抽出テキスト:
犬小屋の広さは、中野は16万坪、大久保がおよそ2万5000坪、四谷の犬小屋は1万8928坪7合だった(『東京市史稿』市街篇十二[4][5][6])。若年寄の所管で、中野犬小屋の作事総奉行・米倉昌尹は若年寄に昇進して、犬小屋支配を命ぜられ[7]元禄11年(1698年)2月14日には4人いた若年寄のうち本多正永が中野の犬小屋の専任担当となり、本多の退任後は同じく若年寄の久世重之宝永2年(1705年)9月29日から犬小屋を管掌した(「常憲院殿御実紀」[8])。

表示中の記録:
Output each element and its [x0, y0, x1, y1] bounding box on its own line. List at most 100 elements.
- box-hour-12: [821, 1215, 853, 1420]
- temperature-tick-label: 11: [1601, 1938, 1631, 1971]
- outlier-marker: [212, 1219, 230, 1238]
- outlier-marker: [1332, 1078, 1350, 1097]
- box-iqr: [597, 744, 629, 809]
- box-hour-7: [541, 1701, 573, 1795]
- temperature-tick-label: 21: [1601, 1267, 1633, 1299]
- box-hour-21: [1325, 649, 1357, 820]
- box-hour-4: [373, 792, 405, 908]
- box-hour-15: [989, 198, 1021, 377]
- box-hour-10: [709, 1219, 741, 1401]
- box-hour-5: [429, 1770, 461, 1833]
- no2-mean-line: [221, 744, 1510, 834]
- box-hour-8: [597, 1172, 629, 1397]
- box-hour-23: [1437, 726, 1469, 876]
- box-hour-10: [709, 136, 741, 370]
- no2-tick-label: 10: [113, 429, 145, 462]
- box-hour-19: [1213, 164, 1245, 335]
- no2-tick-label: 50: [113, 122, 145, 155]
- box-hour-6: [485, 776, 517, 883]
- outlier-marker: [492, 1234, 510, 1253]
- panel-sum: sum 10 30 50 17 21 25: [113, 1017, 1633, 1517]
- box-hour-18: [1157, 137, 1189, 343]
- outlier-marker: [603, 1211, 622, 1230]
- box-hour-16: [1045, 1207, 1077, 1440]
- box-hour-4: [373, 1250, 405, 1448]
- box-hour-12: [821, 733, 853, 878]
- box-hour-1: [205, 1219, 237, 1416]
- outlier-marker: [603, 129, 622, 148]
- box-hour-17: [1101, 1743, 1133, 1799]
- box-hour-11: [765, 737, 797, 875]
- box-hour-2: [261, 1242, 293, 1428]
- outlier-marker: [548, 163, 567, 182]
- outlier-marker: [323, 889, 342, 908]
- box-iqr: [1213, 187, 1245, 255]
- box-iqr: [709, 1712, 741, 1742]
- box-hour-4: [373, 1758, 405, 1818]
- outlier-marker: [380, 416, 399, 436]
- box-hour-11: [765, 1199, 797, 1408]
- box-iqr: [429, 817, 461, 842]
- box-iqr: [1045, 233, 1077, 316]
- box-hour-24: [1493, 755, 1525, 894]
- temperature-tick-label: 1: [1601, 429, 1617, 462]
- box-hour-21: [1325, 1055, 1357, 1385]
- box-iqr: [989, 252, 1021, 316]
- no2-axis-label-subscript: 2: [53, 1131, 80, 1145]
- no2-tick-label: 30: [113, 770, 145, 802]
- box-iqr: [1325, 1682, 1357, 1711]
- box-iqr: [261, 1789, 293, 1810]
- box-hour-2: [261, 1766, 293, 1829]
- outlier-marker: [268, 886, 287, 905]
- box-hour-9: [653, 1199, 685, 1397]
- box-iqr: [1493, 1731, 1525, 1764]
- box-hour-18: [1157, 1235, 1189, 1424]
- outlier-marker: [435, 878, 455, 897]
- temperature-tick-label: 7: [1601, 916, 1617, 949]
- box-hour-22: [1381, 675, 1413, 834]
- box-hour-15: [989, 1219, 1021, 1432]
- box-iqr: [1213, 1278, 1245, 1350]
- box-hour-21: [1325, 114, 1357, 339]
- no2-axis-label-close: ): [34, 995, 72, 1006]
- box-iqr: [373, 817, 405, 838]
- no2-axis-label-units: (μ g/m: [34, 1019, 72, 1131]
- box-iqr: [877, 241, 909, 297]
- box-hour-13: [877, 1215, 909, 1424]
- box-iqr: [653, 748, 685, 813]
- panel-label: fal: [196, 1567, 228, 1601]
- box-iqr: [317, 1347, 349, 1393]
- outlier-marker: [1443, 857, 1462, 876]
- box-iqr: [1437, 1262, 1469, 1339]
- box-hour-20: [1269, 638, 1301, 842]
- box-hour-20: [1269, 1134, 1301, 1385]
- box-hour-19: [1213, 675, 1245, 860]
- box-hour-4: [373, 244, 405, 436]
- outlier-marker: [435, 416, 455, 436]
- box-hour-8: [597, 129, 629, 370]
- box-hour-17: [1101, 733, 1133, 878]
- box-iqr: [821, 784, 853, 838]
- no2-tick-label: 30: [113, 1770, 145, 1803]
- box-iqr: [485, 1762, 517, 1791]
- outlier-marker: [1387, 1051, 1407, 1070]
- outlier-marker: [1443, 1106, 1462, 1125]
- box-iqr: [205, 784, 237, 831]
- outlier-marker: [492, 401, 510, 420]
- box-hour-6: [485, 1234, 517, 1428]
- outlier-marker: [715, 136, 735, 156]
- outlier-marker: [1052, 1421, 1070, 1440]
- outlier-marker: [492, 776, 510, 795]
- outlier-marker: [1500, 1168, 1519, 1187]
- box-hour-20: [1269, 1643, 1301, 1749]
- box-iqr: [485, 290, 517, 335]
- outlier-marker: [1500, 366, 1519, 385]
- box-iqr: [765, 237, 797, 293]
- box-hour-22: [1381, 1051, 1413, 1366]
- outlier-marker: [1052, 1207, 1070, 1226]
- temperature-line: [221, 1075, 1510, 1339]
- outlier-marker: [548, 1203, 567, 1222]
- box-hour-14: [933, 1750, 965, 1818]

課題: 抽出テキストから、「犬小屋の広さは、中野は16万」を含む語句で始まり「を管掌した(「常憲院殿御実紀」[8])。」で終わる範囲を、一字一句変えずに抜き出してください。 これらの記録は抽出テキストの内容とは関係がありません。

回答:
犬小屋の広さは、中野は16万坪、大久保がおよそ2万5000坪、四谷の犬小屋は1万8928坪7合だった(『東京市史稿』市街篇十二[4][5][6])。若年寄の所管で、中野犬小屋の作事総奉行・米倉昌尹は若年寄に昇進して、犬小屋支配を命ぜられ[7]元禄11年(1698年)2月14日には4人いた若年寄のうち本多正永が中野の犬小屋の専任担当となり、本多の退任後は同じく若年寄の久世重之宝永2年(1705年)9月29日から犬小屋を管掌した(「常憲院殿御実紀」[8])。